• **REQUIRED ACTIONS**:
A. In the text on Carnivora phylogeny, repeat the passage that begins at the words "Figure 3. Entire" and stops after "of all three?".
B. Answer these from the text on Carnivora phylogeny:
(i) Which animal did Eizirik et al 2010 use as the outgroup?
(ii) Which animal serves as the outgroup in the LRT?
(iii) Between which two groups did the Eizirik team find a basal split?
C. According to the text on Carnivora phylogeny, why is using Manis as the outgroup strange?

• **DOCUMENT EXTRACT**:
○ ○ ○ ○
Phylogeny of the Carnivora – its topsy-turvy!

The large reptile tree
(LRT) presents a novel topology for many clades within the Reptilia. Among them is the Carnivora (Fig.1). The LRT uses fossil taxa and, you’ll note by comparison, is virtually upside-down (topsy-turvy, backwards) when it comes to trees recovered in molecular studies. That major difference MIGHT be traced to the choice of outgroup, as you will see…

Figure 1. Carnivora subset of the LRT with Monodelphis, a basal placental, as the outgroup, not Manis the pangolin.

Figure 1. Carnivora subset of the LRT with Monodelphis, a basal placental, as the outgroup, not Manis the pangolin.

Using molecular phylogenetics
(no fossils) Eizirik et al 2010 recovered a cladogram of the Carnivora that used Manis, the pangolin (Fig. 2), as the outgroup. Does this surprise you? …especially considering the fact that Manis has bounced around various nodes on the mammal family tree for decades. …and since it is toothless! And since it has scales instead of hair! etc. etc.

Figure 2. Manis, the Chinese Tree Pangolin along with other views of other pangolins

Figure 2. Manis, the Chinese Tree Pangolin along with other views of other pangolins

That, in itself, is very strange
to have a highly derived taxon used as a plesiomorphic outgroup. By contrast, in the LRT the outgroup is Monodelphis (Fig. 3), a tiny very plesiomorphic, opossum-like basal placental with origins in the Jurassic. And it has teeth!  And hair!

Figure 4. Entire skeleton of Monodelphis from Digimorph.org and used with permission.

Figure 3. Entire skeleton of Monodelphis from Digimorph.org and used with permission. This little taxon makes a great outgroup for the Carnivora that will flip topologies on their head when employed.

Using a pangolin as the outgroup
the Eizirik team recovered a basal split between feliforms and caniforms.

Feiliforms include Nandinia, then a split between cats and civets + hyenas + mongooses + fossas.

Caniforms include a basal split between wolves and bears + seals + raccoons + minks. Essentially these topologies are quite similar to the LRT, only in the opposite order with cats and dogs nesting in basal nodes, while minks and mongooses nest in derived nodes.

Notice the relatively flipped topologies
Can we blame this on the choice of an outgroup? On the lack of fossil taxa? On the inadequacies of DNA analyses across large clades? Or a little of all three?
○ ○ ○ ○
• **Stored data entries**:
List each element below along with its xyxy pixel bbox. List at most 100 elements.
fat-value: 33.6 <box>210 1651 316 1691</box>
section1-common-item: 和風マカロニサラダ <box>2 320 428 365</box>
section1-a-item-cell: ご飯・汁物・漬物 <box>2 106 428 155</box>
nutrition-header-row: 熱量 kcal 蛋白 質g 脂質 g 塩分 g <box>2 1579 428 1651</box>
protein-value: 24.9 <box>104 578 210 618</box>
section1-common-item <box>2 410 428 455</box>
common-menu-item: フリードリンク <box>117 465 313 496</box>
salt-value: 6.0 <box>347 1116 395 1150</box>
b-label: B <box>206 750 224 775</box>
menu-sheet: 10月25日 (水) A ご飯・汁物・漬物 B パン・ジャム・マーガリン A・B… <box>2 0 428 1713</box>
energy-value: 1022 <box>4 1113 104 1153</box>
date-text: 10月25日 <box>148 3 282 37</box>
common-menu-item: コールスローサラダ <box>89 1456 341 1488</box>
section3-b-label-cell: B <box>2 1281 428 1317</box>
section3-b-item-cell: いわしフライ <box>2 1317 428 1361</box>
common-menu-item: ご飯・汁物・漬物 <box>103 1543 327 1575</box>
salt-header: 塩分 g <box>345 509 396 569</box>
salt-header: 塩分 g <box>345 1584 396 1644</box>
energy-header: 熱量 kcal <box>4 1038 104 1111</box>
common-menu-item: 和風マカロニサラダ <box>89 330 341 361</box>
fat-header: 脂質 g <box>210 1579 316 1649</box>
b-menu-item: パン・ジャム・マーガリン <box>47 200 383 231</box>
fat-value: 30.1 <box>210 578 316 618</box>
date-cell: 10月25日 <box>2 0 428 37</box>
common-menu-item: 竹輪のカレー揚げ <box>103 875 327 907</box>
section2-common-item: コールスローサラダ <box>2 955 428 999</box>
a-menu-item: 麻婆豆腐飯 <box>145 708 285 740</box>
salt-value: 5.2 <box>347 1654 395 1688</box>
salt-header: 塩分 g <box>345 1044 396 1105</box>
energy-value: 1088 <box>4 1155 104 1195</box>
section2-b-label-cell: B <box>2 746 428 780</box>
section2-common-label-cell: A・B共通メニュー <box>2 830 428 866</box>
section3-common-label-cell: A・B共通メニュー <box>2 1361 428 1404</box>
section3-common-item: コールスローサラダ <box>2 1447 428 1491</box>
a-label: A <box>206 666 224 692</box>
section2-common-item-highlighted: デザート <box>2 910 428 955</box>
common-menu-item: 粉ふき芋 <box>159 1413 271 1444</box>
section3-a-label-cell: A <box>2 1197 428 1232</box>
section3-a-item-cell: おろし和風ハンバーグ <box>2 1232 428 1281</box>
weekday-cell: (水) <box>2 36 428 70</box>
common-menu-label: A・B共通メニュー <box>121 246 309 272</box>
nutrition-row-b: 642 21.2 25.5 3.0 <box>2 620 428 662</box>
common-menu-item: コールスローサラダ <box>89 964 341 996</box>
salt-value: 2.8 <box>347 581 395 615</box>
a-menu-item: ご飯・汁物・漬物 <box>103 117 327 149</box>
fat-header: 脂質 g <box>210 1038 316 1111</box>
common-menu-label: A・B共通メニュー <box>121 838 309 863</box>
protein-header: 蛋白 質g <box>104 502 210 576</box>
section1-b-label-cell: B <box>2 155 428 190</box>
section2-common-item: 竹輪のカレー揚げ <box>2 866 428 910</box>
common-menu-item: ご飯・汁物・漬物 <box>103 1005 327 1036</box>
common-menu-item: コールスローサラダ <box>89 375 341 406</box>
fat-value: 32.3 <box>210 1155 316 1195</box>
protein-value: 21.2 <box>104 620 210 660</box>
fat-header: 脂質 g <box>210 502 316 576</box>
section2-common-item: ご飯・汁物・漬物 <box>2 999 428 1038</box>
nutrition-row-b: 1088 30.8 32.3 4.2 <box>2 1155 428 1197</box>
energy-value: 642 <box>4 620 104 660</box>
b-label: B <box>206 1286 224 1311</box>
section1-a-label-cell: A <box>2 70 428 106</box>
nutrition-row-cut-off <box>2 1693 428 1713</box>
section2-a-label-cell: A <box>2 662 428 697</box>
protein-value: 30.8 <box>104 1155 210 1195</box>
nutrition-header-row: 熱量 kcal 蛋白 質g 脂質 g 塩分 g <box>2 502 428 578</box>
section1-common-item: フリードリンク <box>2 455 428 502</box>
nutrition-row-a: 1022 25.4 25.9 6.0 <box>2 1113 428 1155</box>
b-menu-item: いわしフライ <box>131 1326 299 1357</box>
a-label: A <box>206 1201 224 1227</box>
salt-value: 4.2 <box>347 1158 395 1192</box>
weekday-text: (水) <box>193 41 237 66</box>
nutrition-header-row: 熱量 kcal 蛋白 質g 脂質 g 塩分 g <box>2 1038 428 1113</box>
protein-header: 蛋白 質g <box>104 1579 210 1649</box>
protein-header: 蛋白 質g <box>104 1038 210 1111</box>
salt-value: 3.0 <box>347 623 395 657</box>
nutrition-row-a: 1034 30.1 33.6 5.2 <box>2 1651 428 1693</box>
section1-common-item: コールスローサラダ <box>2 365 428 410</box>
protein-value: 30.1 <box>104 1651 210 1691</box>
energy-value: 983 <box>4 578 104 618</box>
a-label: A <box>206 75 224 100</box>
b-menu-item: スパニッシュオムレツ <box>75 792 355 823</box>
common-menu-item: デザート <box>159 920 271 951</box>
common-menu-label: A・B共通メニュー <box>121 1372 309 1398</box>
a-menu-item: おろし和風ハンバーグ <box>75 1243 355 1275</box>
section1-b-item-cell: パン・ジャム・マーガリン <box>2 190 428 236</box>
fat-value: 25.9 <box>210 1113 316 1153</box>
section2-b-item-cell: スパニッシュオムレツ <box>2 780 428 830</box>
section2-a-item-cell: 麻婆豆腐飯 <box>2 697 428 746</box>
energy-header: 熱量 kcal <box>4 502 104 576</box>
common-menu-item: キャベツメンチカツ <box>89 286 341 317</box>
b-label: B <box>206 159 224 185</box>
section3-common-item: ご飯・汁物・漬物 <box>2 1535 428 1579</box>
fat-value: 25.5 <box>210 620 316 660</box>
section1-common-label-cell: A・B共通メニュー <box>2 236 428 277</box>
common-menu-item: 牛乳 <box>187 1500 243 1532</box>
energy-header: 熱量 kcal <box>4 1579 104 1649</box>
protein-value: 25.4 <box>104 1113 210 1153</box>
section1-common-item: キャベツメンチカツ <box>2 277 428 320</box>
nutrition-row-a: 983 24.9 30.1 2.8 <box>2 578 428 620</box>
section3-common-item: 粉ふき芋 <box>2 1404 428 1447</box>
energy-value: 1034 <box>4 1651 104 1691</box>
○ ○ ○ ○
• **ANSWERS TO THIS EXERCISE**:
A.
Figure 3. Entire skeleton of Monodelphis from Digimorph.org and used with permission. This little taxon makes a great outgroup for the Carnivora that will flip topologies on their head when employed.

Using a pangolin as the outgroup
the Eizirik team recovered a basal split between feliforms and caniforms.

Feiliforms include Nandinia, then a split between cats and civets + hyenas + mongooses + fossas.

Caniforms include a basal split between wolves and bears + seals + raccoons + minks. Essentially these topologies are quite similar to the LRT, only in the opposite order with cats and dogs nesting in basal nodes, while minks and mongooses nest in derived nodes.

Notice the relatively flipped topologies
Can we blame this on the choice of an outgroup? On the lack of fossil taxa? On the inadequacies of DNA analyses across large clades? Or a little of all three?

B.
(i) Manis, the pangolin.
(ii) Monodelphis, a basal placental.
(iii) Feliforms and caniforms.

C. Manis is a highly derived taxon, yet it was used as a plesiomorphic outgroup. It has also bounced around various nodes on the mammal family tree for decades, it is toothless, and it has scales instead of hair.